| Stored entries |

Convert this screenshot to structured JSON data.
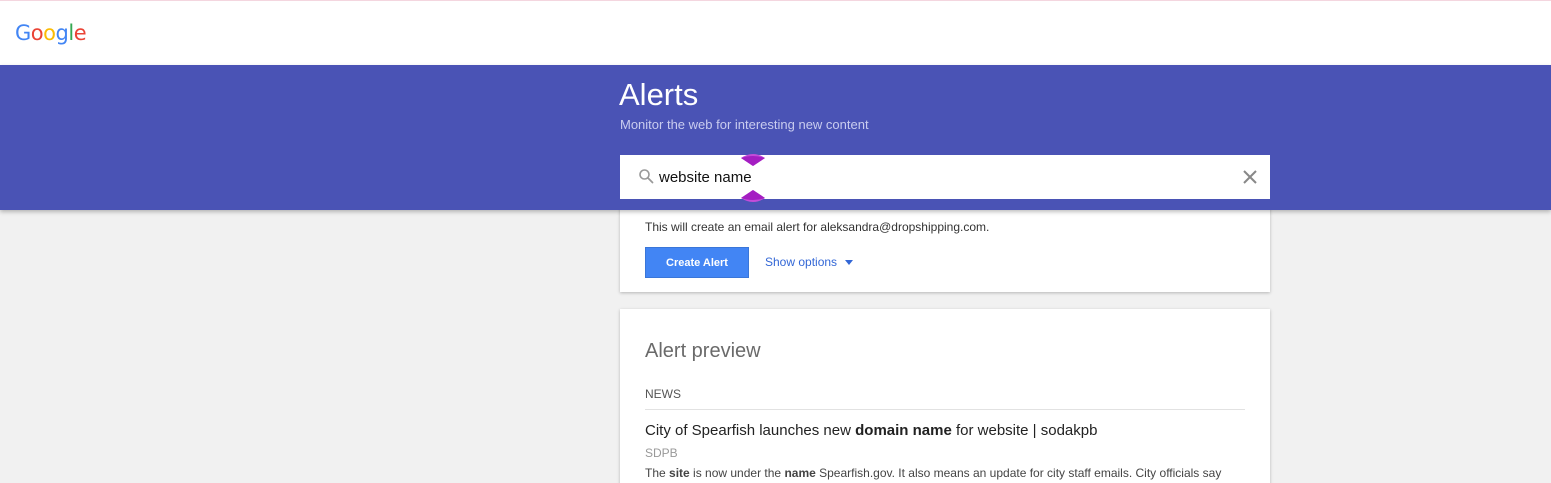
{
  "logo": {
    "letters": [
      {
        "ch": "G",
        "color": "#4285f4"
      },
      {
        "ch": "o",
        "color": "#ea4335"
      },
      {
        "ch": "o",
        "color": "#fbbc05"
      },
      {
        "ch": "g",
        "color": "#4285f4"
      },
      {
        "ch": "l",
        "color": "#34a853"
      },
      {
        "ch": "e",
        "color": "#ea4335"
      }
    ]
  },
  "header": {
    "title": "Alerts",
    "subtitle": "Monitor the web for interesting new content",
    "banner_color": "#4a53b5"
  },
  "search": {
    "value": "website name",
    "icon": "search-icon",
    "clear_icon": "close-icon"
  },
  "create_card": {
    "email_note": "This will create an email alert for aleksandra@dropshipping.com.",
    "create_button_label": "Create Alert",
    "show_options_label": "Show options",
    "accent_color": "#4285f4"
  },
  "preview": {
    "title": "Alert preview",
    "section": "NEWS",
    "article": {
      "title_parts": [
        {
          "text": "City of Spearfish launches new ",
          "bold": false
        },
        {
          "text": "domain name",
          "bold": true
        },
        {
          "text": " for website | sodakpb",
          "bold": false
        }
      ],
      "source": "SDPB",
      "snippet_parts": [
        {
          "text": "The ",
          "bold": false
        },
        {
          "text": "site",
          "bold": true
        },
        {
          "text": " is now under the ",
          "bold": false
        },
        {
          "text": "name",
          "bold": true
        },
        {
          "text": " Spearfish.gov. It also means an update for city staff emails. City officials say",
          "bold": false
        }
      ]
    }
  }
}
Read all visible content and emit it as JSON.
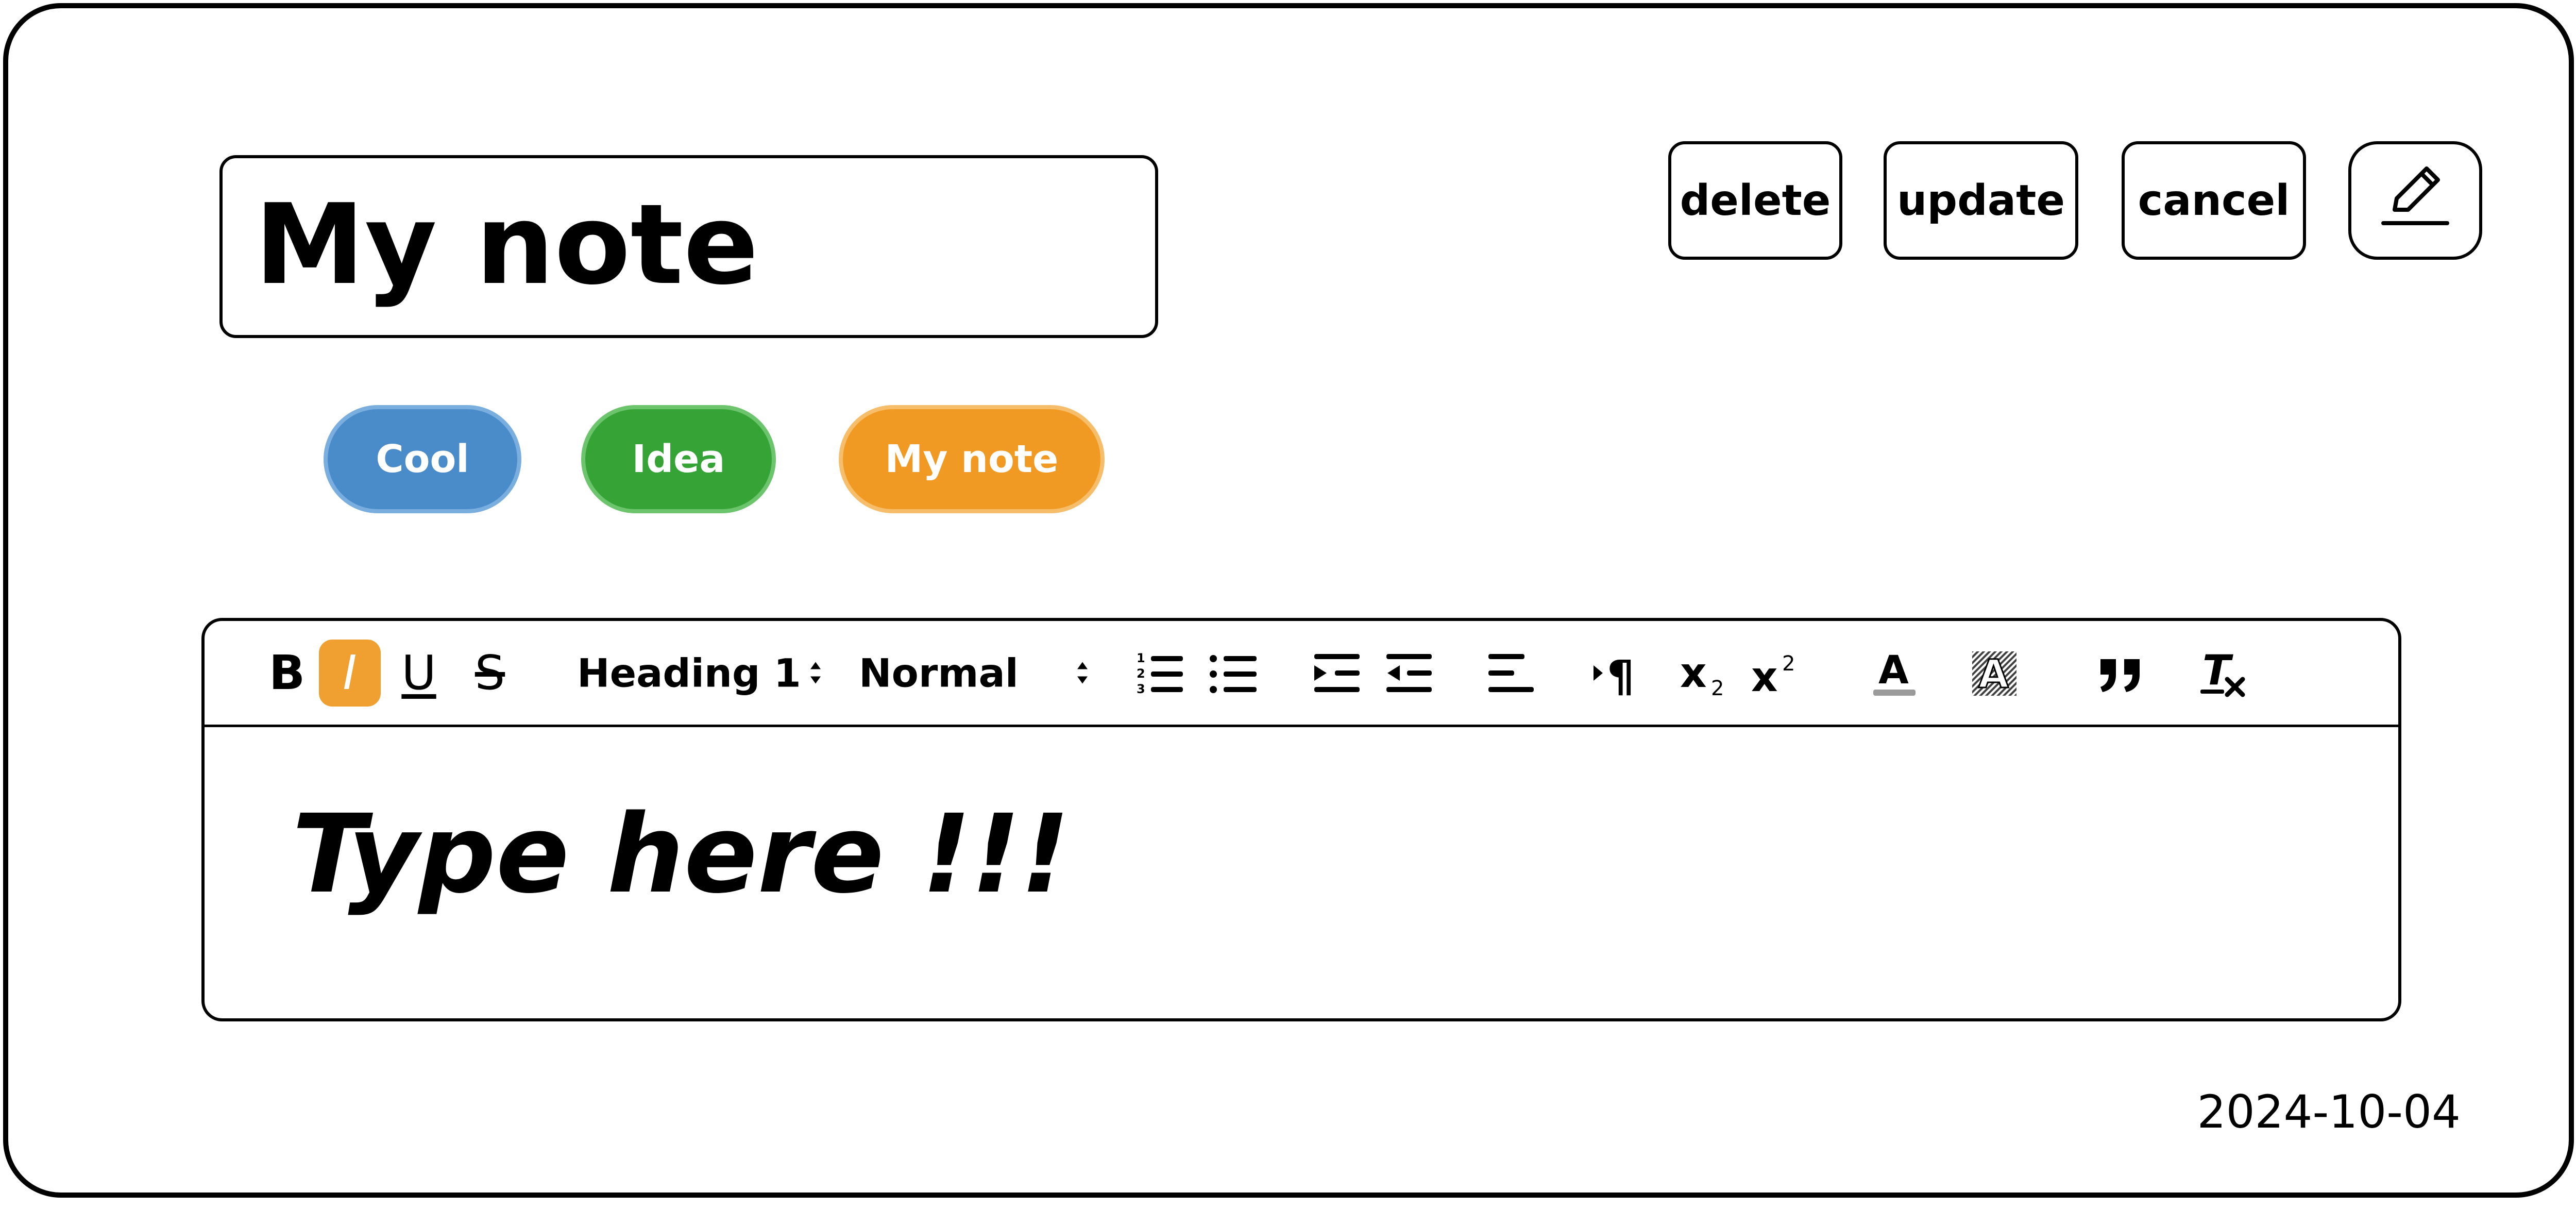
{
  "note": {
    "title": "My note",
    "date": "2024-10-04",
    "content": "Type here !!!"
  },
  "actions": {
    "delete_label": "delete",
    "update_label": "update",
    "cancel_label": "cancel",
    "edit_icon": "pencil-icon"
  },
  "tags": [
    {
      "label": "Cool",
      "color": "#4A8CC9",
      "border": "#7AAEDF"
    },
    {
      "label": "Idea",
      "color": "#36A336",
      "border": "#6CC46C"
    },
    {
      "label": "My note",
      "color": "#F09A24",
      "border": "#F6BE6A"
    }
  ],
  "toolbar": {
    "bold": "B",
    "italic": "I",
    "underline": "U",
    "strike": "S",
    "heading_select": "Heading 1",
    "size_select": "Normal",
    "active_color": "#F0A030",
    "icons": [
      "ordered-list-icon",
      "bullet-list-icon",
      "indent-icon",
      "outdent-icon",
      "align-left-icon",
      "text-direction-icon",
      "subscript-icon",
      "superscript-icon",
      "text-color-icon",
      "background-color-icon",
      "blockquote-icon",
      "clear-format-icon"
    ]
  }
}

| Exercise description |
Please list every line of the records that contains "update".

| Written response |
          "text": " Spearfish.gov. It also means an update for city staff emails. City officials say",
    "update_label": "update",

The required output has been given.